== EXERCISE OBJECTIVE ==
Note how many lines hold the string "when" and give that number without any other words.

Records from a collection
:::::

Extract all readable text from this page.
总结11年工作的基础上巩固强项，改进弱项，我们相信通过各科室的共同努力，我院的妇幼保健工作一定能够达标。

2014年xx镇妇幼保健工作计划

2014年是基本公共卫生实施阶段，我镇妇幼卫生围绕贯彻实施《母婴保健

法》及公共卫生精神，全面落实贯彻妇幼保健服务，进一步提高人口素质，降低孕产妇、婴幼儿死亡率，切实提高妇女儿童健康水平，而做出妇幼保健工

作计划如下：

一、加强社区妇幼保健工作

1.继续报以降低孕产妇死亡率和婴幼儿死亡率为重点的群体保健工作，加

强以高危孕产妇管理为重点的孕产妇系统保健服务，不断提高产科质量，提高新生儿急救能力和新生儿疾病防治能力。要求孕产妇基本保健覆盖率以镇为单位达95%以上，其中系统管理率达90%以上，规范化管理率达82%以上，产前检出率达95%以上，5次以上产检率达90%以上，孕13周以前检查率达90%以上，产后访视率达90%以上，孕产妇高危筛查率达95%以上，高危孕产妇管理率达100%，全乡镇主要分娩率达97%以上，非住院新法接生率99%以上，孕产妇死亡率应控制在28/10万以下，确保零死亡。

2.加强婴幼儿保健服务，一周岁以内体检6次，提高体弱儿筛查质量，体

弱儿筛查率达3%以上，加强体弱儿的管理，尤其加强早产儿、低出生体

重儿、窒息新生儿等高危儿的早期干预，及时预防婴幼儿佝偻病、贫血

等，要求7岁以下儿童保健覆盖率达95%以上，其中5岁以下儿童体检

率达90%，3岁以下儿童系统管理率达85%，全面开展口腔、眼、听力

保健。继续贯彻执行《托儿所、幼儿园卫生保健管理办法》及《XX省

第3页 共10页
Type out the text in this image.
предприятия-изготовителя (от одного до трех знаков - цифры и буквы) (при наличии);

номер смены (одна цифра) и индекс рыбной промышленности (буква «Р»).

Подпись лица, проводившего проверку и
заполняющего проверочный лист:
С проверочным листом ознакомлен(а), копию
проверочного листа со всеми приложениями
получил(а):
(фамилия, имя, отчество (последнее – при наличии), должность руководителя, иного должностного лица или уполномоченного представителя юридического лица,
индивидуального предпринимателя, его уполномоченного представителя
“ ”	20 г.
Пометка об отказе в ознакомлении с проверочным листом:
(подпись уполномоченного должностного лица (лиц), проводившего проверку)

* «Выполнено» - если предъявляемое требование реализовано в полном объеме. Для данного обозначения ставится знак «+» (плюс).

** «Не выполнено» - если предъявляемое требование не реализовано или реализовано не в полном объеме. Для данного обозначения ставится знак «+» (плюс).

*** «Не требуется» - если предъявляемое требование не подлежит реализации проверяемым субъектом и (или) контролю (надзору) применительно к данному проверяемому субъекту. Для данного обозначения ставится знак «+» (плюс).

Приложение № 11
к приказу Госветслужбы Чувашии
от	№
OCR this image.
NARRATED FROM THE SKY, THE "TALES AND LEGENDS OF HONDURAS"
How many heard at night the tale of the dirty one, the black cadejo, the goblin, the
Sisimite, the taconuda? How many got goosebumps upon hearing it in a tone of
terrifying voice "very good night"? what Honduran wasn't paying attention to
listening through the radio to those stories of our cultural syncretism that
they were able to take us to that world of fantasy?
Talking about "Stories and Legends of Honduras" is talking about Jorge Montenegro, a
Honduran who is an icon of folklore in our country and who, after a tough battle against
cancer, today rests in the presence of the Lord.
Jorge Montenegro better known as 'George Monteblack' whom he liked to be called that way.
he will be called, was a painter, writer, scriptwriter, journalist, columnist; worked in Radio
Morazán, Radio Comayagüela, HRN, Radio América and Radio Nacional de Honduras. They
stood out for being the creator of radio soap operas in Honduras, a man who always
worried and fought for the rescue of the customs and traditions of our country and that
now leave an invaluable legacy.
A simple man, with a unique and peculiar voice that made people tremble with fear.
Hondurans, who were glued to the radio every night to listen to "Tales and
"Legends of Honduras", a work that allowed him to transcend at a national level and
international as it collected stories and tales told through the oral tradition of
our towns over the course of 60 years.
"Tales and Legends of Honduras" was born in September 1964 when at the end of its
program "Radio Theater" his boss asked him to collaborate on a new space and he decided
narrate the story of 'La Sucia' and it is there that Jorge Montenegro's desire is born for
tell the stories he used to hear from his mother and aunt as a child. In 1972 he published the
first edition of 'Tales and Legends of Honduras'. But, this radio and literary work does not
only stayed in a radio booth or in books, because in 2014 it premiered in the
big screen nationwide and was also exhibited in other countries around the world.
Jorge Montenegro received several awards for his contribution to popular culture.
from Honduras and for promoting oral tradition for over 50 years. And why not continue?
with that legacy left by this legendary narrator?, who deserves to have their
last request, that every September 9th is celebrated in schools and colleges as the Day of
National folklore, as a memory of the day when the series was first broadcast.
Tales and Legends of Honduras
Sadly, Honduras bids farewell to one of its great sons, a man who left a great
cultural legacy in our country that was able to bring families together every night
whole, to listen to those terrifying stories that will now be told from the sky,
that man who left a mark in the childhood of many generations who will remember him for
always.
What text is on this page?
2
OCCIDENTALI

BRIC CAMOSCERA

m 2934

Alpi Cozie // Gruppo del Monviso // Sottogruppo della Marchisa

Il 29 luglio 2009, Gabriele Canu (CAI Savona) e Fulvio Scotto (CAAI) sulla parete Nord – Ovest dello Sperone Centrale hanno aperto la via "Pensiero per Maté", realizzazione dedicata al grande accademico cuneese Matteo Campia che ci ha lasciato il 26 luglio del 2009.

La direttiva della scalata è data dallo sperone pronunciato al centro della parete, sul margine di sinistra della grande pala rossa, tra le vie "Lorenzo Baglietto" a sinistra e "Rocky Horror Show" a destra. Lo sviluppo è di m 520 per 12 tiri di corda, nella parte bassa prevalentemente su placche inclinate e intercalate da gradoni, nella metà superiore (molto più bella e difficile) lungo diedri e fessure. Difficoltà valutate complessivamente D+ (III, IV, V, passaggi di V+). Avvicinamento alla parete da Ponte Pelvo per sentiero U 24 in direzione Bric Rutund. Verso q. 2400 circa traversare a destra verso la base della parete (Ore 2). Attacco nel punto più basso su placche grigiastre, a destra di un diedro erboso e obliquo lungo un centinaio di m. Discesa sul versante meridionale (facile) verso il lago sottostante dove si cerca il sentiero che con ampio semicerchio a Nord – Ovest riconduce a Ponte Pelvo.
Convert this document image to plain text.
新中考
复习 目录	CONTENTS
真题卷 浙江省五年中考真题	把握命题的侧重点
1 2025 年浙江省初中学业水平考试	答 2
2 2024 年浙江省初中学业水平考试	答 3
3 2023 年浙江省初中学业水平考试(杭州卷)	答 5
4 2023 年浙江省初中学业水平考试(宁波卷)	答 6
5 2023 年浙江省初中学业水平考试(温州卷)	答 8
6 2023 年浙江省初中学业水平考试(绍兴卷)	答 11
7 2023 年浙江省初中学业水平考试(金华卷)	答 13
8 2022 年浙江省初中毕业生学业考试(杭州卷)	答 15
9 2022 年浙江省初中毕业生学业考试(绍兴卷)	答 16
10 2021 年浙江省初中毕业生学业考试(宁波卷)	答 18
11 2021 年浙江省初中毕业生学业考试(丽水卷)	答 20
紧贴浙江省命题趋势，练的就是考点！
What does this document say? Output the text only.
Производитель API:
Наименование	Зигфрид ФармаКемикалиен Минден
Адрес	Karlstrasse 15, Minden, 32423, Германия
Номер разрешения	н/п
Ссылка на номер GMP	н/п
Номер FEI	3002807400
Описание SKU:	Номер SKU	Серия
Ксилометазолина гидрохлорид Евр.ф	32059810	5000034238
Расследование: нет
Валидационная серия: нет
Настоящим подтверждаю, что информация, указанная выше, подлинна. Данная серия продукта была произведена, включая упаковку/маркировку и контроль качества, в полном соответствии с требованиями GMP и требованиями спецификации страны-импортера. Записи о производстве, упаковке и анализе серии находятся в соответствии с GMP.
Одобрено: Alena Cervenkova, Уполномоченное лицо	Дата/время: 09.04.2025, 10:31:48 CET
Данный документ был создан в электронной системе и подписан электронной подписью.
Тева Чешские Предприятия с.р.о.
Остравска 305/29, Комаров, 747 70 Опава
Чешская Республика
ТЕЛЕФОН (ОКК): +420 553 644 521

:::::

== FINISHED EXERCISE ==
2